— YOUR INSTRUCTIONS —
Based on the listing below, report how many lines contain the word "amputation". Nothing but the number, please.

— MATERIAL PROVIDED —
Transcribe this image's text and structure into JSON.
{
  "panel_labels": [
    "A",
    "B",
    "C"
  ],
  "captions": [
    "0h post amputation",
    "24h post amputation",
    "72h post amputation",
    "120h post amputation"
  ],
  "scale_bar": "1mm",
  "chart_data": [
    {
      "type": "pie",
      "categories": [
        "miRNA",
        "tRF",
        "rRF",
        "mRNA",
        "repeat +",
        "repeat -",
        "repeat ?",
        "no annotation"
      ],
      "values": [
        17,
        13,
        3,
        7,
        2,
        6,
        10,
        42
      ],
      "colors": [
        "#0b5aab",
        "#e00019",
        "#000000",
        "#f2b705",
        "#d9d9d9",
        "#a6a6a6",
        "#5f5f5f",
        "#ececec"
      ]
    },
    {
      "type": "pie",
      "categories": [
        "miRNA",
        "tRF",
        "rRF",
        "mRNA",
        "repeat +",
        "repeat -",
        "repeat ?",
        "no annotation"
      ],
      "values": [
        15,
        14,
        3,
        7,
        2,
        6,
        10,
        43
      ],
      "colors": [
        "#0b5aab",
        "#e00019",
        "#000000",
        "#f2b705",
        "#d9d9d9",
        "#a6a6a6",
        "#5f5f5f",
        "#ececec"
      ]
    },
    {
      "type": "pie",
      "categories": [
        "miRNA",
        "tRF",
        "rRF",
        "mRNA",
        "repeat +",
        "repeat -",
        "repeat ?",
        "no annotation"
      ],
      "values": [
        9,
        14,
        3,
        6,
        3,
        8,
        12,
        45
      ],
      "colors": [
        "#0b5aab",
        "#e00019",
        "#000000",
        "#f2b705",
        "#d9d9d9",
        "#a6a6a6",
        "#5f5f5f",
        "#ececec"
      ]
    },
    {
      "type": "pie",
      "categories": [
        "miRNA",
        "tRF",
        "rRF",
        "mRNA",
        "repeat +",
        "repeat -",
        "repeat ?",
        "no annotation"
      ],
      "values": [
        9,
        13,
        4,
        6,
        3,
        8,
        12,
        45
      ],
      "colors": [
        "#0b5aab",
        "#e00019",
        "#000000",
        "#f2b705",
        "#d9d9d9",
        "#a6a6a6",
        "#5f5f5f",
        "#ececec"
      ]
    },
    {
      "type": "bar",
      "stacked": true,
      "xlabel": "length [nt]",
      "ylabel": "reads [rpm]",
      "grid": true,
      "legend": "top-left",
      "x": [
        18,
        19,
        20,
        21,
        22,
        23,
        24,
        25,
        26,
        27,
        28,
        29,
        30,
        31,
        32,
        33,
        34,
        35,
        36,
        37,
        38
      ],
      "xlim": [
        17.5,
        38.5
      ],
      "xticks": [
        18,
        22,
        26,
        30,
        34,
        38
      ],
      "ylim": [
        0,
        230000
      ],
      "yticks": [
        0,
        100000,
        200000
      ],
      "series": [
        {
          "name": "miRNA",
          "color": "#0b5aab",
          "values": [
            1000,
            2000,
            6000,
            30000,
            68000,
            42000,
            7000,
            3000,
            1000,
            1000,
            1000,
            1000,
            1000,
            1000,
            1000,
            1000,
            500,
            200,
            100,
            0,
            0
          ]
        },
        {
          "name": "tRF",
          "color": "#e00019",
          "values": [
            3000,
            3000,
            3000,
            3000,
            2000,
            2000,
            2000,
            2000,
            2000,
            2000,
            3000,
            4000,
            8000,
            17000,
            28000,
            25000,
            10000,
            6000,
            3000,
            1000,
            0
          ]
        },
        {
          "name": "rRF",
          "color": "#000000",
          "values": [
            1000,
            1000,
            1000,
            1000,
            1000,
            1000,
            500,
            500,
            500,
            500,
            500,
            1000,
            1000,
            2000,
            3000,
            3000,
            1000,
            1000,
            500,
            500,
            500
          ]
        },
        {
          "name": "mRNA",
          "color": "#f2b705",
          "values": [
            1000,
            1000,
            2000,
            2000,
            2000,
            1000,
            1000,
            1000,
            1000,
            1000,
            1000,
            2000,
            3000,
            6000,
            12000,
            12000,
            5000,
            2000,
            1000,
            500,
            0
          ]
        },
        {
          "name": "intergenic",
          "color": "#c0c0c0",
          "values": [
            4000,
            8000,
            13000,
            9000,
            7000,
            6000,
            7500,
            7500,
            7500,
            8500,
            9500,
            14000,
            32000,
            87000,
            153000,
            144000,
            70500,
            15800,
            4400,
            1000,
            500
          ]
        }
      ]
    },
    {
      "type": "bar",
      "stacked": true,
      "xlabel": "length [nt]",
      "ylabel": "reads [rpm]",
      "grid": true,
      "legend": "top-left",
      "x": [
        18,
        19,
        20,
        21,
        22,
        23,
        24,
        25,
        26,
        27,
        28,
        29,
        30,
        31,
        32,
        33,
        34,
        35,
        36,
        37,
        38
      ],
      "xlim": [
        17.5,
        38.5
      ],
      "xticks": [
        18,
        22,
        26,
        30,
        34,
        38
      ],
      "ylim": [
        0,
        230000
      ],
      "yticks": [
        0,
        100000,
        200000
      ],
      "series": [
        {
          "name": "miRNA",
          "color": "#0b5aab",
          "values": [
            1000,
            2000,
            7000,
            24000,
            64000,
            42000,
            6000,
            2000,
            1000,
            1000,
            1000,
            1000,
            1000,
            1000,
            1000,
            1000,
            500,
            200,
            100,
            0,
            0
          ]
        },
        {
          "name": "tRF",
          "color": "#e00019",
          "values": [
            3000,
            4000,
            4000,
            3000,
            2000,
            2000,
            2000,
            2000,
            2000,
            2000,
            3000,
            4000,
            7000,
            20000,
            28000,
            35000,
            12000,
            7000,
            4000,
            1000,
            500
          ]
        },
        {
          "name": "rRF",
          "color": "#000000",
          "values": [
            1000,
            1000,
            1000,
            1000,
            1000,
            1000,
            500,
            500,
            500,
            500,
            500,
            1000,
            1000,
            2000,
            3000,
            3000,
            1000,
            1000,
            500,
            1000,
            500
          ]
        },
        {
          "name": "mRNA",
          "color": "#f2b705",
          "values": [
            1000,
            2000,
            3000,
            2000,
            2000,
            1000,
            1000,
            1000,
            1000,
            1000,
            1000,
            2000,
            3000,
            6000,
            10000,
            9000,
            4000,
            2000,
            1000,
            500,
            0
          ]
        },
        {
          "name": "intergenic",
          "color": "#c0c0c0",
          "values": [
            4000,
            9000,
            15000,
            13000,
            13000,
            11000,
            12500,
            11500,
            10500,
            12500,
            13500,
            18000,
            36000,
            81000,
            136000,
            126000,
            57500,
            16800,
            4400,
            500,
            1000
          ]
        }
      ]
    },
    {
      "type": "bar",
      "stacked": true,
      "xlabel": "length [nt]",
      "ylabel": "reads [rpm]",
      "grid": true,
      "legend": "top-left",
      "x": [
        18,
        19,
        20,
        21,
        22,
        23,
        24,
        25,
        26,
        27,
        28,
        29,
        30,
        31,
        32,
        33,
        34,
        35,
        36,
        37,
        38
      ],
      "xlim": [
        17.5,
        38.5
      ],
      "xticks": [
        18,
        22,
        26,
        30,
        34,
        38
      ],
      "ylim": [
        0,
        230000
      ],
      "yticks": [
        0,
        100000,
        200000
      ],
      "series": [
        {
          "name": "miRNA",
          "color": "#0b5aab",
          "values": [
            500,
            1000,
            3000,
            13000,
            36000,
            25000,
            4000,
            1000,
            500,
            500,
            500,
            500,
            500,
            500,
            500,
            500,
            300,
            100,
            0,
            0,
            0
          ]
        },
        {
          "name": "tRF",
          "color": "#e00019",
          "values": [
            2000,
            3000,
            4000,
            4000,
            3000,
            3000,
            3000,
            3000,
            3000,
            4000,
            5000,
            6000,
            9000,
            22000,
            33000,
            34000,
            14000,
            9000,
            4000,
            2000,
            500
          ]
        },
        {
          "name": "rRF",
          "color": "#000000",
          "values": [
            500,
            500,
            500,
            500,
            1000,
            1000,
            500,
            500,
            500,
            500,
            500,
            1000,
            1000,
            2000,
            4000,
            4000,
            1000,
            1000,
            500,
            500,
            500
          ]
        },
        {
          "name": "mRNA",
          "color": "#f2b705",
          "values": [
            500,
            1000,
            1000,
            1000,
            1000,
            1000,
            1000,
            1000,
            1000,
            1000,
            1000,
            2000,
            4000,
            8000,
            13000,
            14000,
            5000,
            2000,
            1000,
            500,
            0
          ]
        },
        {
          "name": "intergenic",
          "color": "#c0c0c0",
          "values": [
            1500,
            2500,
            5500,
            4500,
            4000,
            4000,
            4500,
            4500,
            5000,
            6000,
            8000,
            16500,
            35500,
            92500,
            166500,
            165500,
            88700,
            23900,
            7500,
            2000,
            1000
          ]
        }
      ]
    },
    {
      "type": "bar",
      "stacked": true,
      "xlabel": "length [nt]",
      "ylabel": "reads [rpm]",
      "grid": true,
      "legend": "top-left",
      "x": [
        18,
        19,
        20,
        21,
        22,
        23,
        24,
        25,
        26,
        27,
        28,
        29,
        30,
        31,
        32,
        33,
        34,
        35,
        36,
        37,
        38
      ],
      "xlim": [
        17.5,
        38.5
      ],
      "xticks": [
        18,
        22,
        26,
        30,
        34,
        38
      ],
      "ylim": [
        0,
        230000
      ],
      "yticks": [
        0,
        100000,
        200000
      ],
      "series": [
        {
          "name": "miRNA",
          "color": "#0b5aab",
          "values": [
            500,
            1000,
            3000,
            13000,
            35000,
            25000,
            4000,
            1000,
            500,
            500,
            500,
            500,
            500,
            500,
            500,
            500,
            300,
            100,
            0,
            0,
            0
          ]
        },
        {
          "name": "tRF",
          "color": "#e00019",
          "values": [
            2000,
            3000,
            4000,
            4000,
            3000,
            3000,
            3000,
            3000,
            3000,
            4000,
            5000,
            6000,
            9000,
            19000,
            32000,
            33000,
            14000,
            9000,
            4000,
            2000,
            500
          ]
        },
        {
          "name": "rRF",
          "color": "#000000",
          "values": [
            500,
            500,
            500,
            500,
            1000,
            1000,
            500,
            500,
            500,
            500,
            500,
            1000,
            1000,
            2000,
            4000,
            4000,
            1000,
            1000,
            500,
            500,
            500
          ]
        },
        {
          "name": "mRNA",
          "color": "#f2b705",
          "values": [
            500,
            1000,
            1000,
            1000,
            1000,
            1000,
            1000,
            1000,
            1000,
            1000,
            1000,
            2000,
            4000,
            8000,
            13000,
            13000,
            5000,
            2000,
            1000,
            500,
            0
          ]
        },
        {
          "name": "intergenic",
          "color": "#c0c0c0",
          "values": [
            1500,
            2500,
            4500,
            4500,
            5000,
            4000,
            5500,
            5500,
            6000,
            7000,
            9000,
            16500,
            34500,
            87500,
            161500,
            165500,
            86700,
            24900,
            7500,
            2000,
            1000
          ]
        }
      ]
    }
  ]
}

— TASK RESULT —
4